**YOUR INSTRUCTIONS**
Each line that holds the word "跳板的坡度" should be returned.
* start MATERIAL FOR THE TASK *
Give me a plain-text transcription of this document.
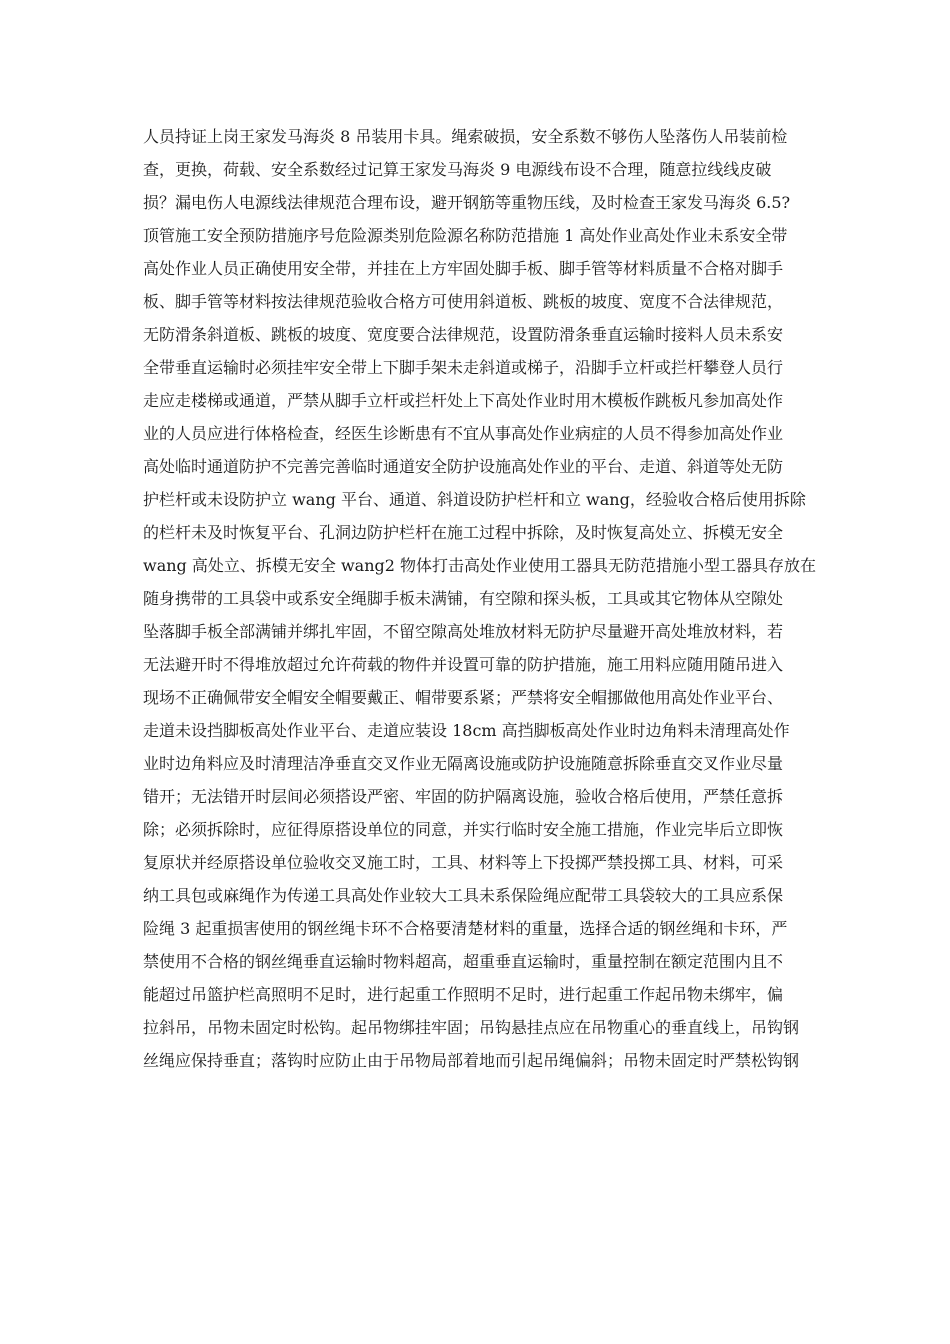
人员持证上岗王家发马海炎 8 吊装用卡具。绳索破损，安全系数不够伤人坠落伤人吊装前检
查，更换，荷载、安全系数经过记算王家发马海炎 9 电源线布设不合理，随意拉线线皮破
损？漏电伤人电源线法律规范合理布设，避开钢筋等重物压线，及时检查王家发马海炎 6.5?
顶管施工安全预防措施序号危险源类别危险源名称防范措施 1 高处作业高处作业未系安全带
高处作业人员正确使用安全带，并挂在上方牢固处脚手板、脚手管等材料质量不合格对脚手
板、脚手管等材料按法律规范验收合格方可使用斜道板、跳板的坡度、宽度不合法律规范，
无防滑条斜道板、跳板的坡度、宽度要合法律规范，设置防滑条垂直运输时接料人员未系安
全带垂直运输时必须挂牢安全带上下脚手架未走斜道或梯子，沿脚手立杆或拦杆攀登人员行
走应走楼梯或通道，严禁从脚手立杆或拦杆处上下高处作业时用木模板作跳板凡参加高处作
业的人员应进行体格检查，经医生诊断患有不宜从事高处作业病症的人员不得参加高处作业
高处临时通道防护不完善完善临时通道安全防护设施高处作业的平台、走道、斜道等处无防
护栏杆或未设防护立 wang 平台、通道、斜道设防护栏杆和立 wang，经验收合格后使用拆除
的栏杆未及时恢复平台、孔洞边防护栏杆在施工过程中拆除，及时恢复高处立、拆模无安全
wang 高处立、拆模无安全 wang2 物体打击高处作业使用工器具无防范措施小型工器具存放在
随身携带的工具袋中或系安全绳脚手板未满铺，有空隙和探头板，工具或其它物体从空隙处
坠落脚手板全部满铺并绑扎牢固，不留空隙高处堆放材料无防护尽量避开高处堆放材料，若
无法避开时不得堆放超过允许荷载的物件并设置可靠的防护措施，施工用料应随用随吊进入
现场不正确佩带安全帽安全帽要戴正、帽带要系紧；严禁将安全帽挪做他用高处作业平台、
走道未设挡脚板高处作业平台、走道应装设 18cm 高挡脚板高处作业时边角料未清理高处作
业时边角料应及时清理洁净垂直交叉作业无隔离设施或防护设施随意拆除垂直交叉作业尽量
错开；无法错开时层间必须搭设严密、牢固的防护隔离设施，验收合格后使用，严禁任意拆
除；必须拆除时，应征得原搭设单位的同意，并实行临时安全施工措施，作业完毕后立即恢
复原状并经原搭设单位验收交叉施工时，工具、材料等上下投掷严禁投掷工具、材料，可采
纳工具包或麻绳作为传递工具高处作业较大工具未系保险绳应配带工具袋较大的工具应系保
险绳 3 起重损害使用的钢丝绳卡环不合格要清楚材料的重量，选择合适的钢丝绳和卡环，严
禁使用不合格的钢丝绳垂直运输时物料超高，超重垂直运输时，重量控制在额定范围内且不
能超过吊篮护栏高照明不足时，进行起重工作照明不足时，进行起重工作起吊物未绑牢，偏
拉斜吊，吊物未固定时松钩。起吊物绑挂牢固；吊钩悬挂点应在吊物重心的垂直线上，吊钩钢
丝绳应保持垂直；落钩时应防止由于吊物局部着地而引起吊绳偏斜；吊物未固定时严禁松钩钢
* end MATERIAL FOR THE TASK *
**TASK SOLUTION**
板、脚手管等材料按法律规范验收合格方可使用斜道板、跳板的坡度、宽度不合法律规范，
无防滑条斜道板、跳板的坡度、宽度要合法律规范，设置防滑条垂直运输时接料人员未系安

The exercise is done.